[Start Material provided]
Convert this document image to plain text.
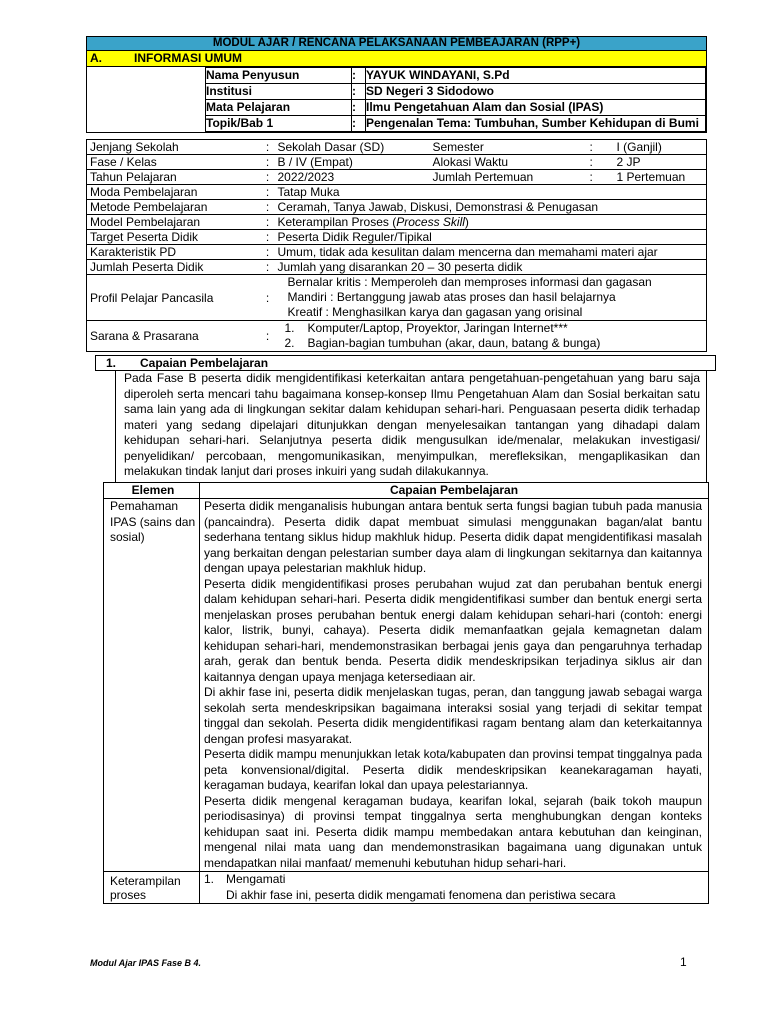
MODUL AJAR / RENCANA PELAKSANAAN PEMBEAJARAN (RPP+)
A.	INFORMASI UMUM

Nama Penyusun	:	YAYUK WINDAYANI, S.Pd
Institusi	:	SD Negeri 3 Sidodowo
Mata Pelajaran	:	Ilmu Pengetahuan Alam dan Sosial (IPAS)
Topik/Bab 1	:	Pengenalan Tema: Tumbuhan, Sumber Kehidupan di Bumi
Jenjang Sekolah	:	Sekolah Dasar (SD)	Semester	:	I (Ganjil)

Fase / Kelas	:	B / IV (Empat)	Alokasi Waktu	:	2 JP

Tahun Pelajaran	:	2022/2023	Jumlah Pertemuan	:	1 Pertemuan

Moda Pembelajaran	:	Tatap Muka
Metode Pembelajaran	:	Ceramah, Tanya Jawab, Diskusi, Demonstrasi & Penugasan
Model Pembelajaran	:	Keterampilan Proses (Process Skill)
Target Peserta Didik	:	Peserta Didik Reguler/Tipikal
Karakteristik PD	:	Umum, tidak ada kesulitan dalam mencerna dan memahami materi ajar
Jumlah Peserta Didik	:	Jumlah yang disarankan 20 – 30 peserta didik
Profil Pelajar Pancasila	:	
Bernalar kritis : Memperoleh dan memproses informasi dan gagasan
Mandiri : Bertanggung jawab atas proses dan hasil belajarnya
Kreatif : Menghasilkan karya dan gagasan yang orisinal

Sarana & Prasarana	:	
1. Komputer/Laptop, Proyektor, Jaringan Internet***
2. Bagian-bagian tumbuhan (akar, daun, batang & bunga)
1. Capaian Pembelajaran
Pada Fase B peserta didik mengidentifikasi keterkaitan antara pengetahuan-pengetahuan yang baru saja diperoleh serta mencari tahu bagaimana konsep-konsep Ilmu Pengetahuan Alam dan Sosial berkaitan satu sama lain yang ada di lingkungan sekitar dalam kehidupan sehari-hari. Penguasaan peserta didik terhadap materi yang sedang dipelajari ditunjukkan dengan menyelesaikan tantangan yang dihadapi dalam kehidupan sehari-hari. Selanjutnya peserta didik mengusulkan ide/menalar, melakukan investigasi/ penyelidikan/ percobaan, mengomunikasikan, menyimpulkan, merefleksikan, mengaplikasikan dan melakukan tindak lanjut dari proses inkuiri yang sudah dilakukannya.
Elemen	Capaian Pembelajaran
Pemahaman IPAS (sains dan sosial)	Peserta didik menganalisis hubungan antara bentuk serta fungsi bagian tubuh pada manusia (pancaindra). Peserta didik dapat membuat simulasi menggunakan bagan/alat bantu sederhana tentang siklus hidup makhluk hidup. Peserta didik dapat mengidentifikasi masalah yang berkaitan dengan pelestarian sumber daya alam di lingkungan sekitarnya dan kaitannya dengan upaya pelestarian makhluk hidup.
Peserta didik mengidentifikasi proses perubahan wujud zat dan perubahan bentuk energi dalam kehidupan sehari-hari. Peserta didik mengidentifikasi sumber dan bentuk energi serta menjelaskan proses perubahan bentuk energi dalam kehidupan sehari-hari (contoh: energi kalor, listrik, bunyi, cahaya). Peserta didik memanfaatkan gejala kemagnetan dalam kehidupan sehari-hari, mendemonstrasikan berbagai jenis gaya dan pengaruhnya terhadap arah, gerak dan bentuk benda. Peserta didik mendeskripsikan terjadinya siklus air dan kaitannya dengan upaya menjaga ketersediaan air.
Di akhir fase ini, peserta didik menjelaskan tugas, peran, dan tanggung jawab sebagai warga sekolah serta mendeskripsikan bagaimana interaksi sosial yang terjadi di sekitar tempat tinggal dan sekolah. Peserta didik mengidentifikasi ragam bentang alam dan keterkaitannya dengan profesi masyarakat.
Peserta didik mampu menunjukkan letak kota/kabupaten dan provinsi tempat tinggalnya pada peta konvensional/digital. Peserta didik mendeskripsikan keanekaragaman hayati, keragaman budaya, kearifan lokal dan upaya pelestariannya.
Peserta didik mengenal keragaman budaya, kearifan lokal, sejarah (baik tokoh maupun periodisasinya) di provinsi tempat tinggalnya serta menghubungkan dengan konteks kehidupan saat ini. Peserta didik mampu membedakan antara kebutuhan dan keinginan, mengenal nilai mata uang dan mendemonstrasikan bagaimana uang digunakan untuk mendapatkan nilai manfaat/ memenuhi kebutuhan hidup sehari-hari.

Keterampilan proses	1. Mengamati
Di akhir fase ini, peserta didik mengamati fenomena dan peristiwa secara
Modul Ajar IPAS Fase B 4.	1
[End Material provided]
[Start Material provided]
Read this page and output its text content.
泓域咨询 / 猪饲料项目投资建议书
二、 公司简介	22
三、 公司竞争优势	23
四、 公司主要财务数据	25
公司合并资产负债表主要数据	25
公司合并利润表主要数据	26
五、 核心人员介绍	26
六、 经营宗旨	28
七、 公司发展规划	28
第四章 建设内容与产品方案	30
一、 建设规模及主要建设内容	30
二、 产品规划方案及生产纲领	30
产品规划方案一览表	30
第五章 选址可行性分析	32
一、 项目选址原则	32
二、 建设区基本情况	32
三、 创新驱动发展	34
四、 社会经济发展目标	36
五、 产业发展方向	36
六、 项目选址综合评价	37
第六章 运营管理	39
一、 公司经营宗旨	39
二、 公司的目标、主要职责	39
[End Material provided]
[Start Material provided]
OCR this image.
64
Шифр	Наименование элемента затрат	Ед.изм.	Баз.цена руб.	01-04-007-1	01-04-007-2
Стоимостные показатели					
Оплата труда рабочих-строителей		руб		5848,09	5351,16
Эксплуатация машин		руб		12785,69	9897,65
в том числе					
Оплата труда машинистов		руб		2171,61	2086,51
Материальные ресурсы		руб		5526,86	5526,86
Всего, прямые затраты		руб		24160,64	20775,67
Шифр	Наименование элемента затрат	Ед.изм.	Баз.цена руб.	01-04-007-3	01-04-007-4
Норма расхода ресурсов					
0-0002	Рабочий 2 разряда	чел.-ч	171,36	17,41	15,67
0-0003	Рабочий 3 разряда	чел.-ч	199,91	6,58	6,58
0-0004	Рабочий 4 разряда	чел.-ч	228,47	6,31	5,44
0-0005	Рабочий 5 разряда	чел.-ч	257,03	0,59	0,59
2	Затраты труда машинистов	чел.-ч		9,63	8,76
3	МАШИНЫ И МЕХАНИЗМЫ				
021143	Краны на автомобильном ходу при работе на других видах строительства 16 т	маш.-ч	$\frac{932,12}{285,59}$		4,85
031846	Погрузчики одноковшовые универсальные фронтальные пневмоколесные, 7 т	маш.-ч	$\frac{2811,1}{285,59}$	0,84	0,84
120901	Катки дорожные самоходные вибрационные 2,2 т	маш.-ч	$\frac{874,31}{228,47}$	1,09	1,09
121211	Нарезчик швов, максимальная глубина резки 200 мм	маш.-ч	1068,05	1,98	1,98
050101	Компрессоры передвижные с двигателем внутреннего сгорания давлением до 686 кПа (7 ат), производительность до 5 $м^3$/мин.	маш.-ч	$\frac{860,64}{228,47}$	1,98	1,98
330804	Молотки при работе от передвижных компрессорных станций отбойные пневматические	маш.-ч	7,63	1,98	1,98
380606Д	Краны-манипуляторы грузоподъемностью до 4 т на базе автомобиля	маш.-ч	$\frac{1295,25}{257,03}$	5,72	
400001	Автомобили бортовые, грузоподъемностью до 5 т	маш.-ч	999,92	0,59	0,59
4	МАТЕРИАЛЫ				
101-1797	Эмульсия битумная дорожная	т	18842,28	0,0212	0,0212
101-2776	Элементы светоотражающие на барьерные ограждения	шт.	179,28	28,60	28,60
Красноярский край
[End Material provided]
* **What you need to do**: In the records above, locate the lines holding the word "mendeskripsikan". Copy each of them.

* **Answer to the task**:
Peserta didik mengidentifikasi proses perubahan wujud zat dan perubahan bentuk energi dalam kehidupan sehari-hari. Peserta didik mengidentifikasi sumber dan bentuk energi serta menjelaskan proses perubahan bentuk energi dalam kehidupan sehari-hari (contoh: energi kalor, listrik, bunyi, cahaya). Peserta didik memanfaatkan gejala kemagnetan dalam kehidupan sehari-hari, mendemonstrasikan berbagai jenis gaya dan pengaruhnya terhadap arah, gerak dan bentuk benda. Peserta didik mendeskripsikan terjadinya siklus air dan kaitannya dengan upaya menjaga ketersediaan air.
Di akhir fase ini, peserta didik menjelaskan tugas, peran, dan tanggung jawab sebagai warga sekolah serta mendeskripsikan bagaimana interaksi sosial yang terjadi di sekitar tempat tinggal dan sekolah. Peserta didik mengidentifikasi ragam bentang alam dan keterkaitannya dengan profesi masyarakat.
Peserta didik mampu menunjukkan letak kota/kabupaten dan provinsi tempat tinggalnya pada peta konvensional/digital. Peserta didik mendeskripsikan keanekaragaman hayati, keragaman budaya, kearifan lokal dan upaya pelestariannya.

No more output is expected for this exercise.